EXERCISE - Keep the pictures out of the copy and repeat the records exactly.

DATA -
....
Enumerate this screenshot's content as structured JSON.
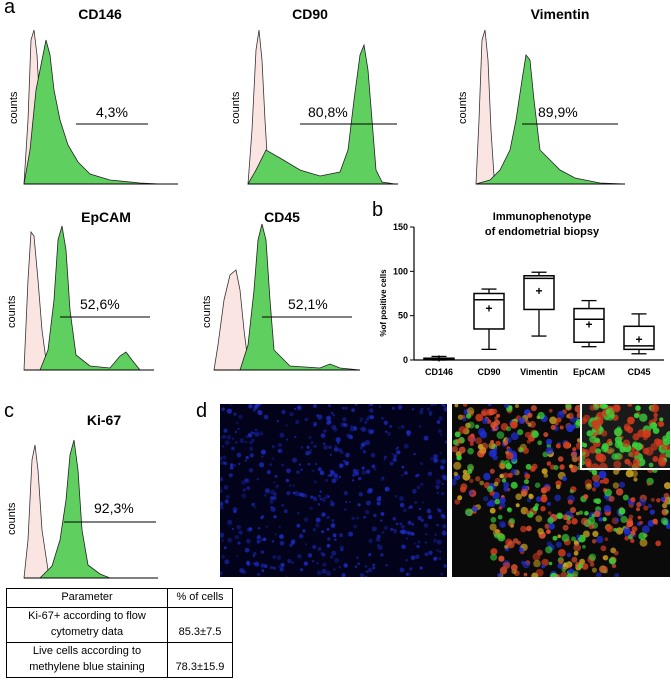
{
  "panel_labels": {
    "a": "a",
    "b": "b",
    "c": "c",
    "d": "d"
  },
  "histograms": [
    {
      "title": "CD146",
      "ylabel": "counts",
      "value": "4,3%"
    },
    {
      "title": "CD90",
      "ylabel": "counts",
      "value": "80,8%"
    },
    {
      "title": "Vimentin",
      "ylabel": "counts",
      "value": "89,9%"
    },
    {
      "title": "EpCAM",
      "ylabel": "counts",
      "value": "52,6%"
    },
    {
      "title": "CD45",
      "ylabel": "counts",
      "value": "52,1%"
    },
    {
      "title": "Ki-67",
      "ylabel": "counts",
      "value": "92,3%"
    }
  ],
  "chart_data": {
    "type": "box",
    "title": "Immunophenotype of endometrial biopsy",
    "title_lines": [
      "Immunophenotype",
      "of endometrial biopsy"
    ],
    "ylabel": "%of positive cells",
    "xlabel": "",
    "ylim": [
      0,
      150
    ],
    "yticks": [
      0,
      50,
      100,
      150
    ],
    "grid": false,
    "categories": [
      "CD146",
      "CD90",
      "Vimentin",
      "EpCAM",
      "CD45"
    ],
    "boxes": [
      {
        "name": "CD146",
        "min": 0,
        "q1": 0.5,
        "median": 1,
        "q3": 2,
        "max": 4,
        "mean": 1.5
      },
      {
        "name": "CD90",
        "min": 12,
        "q1": 35,
        "median": 68,
        "q3": 75,
        "max": 80,
        "mean": 58
      },
      {
        "name": "Vimentin",
        "min": 27,
        "q1": 57,
        "median": 92,
        "q3": 95,
        "max": 99,
        "mean": 78
      },
      {
        "name": "EpCAM",
        "min": 15,
        "q1": 20,
        "median": 46,
        "q3": 58,
        "max": 67,
        "mean": 40
      },
      {
        "name": "CD45",
        "min": 7,
        "q1": 12,
        "median": 16,
        "q3": 38,
        "max": 52,
        "mean": 23
      }
    ]
  },
  "table": {
    "headers": [
      "Parameter",
      "% of cells"
    ],
    "rows": [
      {
        "param_lines": [
          "Ki-67+ according to flow",
          "cytometry data"
        ],
        "value": "85.3±7.5"
      },
      {
        "param_lines": [
          "Live cells according to",
          "methylene blue staining"
        ],
        "value": "78.3±15.9"
      }
    ]
  },
  "colors": {
    "positive_fill": "#5fcf5f",
    "control_fill": "#fbe5e2",
    "blue_stain": "#1f2fd6",
    "green_stain": "#39d23a",
    "red_stain": "#d23a1c"
  }
}
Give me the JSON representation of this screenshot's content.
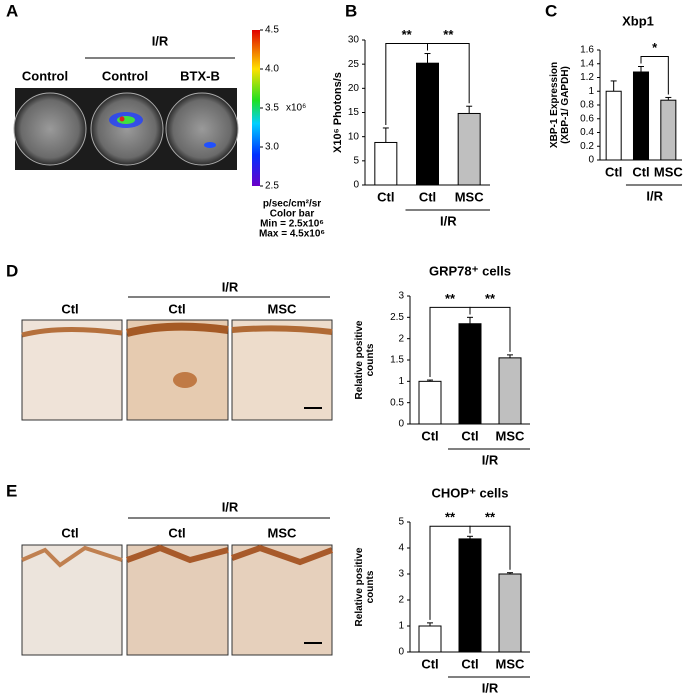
....
TASK RESULT -
Enumerate this screenshot's content as structured JSON.
{
  "panel_labels": {
    "a": "a",
    "b": "b",
    "c": "c",
    "d": "d"
  },
  "histograms": [
    {
      "title": "CD146",
      "ylabel": "counts",
      "value": "4,3%"
    },
    {
      "title": "CD90",
      "ylabel": "counts",
      "value": "80,8%"
    },
    {
      "title": "Vimentin",
      "ylabel": "counts",
      "value": "89,9%"
    },
    {
      "title": "EpCAM",
      "ylabel": "counts",
      "value": "52,6%"
    },
    {
      "title": "CD45",
      "ylabel": "counts",
      "value": "52,1%"
    },
    {
      "title": "Ki-67",
      "ylabel": "counts",
      "value": "92,3%"
    }
  ],
  "chart_data": {
    "type": "box",
    "title": "Immunophenotype of endometrial biopsy",
    "title_lines": [
      "Immunophenotype",
      "of endometrial biopsy"
    ],
    "ylabel": "%of positive cells",
    "xlabel": "",
    "ylim": [
      0,
      150
    ],
    "yticks": [
      0,
      50,
      100,
      150
    ],
    "grid": false,
    "categories": [
      "CD146",
      "CD90",
      "Vimentin",
      "EpCAM",
      "CD45"
    ],
    "boxes": [
      {
        "name": "CD146",
        "min": 0,
        "q1": 0.5,
        "median": 1,
        "q3": 2,
        "max": 4,
        "mean": 1.5
      },
      {
        "name": "CD90",
        "min": 12,
        "q1": 35,
        "median": 68,
        "q3": 75,
        "max": 80,
        "mean": 58
      },
      {
        "name": "Vimentin",
        "min": 27,
        "q1": 57,
        "median": 92,
        "q3": 95,
        "max": 99,
        "mean": 78
      },
      {
        "name": "EpCAM",
        "min": 15,
        "q1": 20,
        "median": 46,
        "q3": 58,
        "max": 67,
        "mean": 40
      },
      {
        "name": "CD45",
        "min": 7,
        "q1": 12,
        "median": 16,
        "q3": 38,
        "max": 52,
        "mean": 23
      }
    ]
  },
  "table": {
    "headers": [
      "Parameter",
      "% of cells"
    ],
    "rows": [
      {
        "param_lines": [
          "Ki-67+ according to flow",
          "cytometry data"
        ],
        "value": "85.3±7.5"
      },
      {
        "param_lines": [
          "Live cells according to",
          "methylene blue staining"
        ],
        "value": "78.3±15.9"
      }
    ]
  },
  "colors": {
    "positive_fill": "#5fcf5f",
    "control_fill": "#fbe5e2",
    "blue_stain": "#1f2fd6",
    "green_stain": "#39d23a",
    "red_stain": "#d23a1c"
  }
}
Give me the JSON representation of this screenshot's content.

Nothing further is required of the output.